Task goal: Retype the listing that follows, word for word.

Extracted entries:
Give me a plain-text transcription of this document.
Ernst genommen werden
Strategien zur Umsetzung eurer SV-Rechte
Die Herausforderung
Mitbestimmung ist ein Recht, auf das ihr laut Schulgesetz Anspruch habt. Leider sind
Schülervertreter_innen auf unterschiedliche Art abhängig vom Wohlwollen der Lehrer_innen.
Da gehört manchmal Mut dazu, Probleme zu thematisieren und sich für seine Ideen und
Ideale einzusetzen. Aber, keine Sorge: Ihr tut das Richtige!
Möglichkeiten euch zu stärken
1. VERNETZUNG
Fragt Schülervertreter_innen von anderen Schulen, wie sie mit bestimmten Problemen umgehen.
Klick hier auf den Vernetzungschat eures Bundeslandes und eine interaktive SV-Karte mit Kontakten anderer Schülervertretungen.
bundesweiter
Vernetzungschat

Solution to this task:
Give me a plain-text transcription of this document.
Ernst genommen werden
Strategien zur Umsetzung eurer SV-Rechte
Die Herausforderung
Mitbestimmung ist ein Recht, auf das ihr laut Schulgesetz Anspruch habt. Leider sind
Schülervertreter_innen auf unterschiedliche Art abhängig vom Wohlwollen der Lehrer_innen.
Da gehört manchmal Mut dazu, Probleme zu thematisieren und sich für seine Ideen und
Ideale einzusetzen. Aber, keine Sorge: Ihr tut das Richtige!
Möglichkeiten euch zu stärken
1. VERNETZUNG
Fragt Schülervertreter_innen von anderen Schulen, wie sie mit bestimmten Problemen umgehen.
Klick hier auf den Vernetzungschat eures Bundeslandes und eine interaktive SV-Karte mit Kontakten anderer Schülervertretungen.
bundesweiter
Vernetzungschat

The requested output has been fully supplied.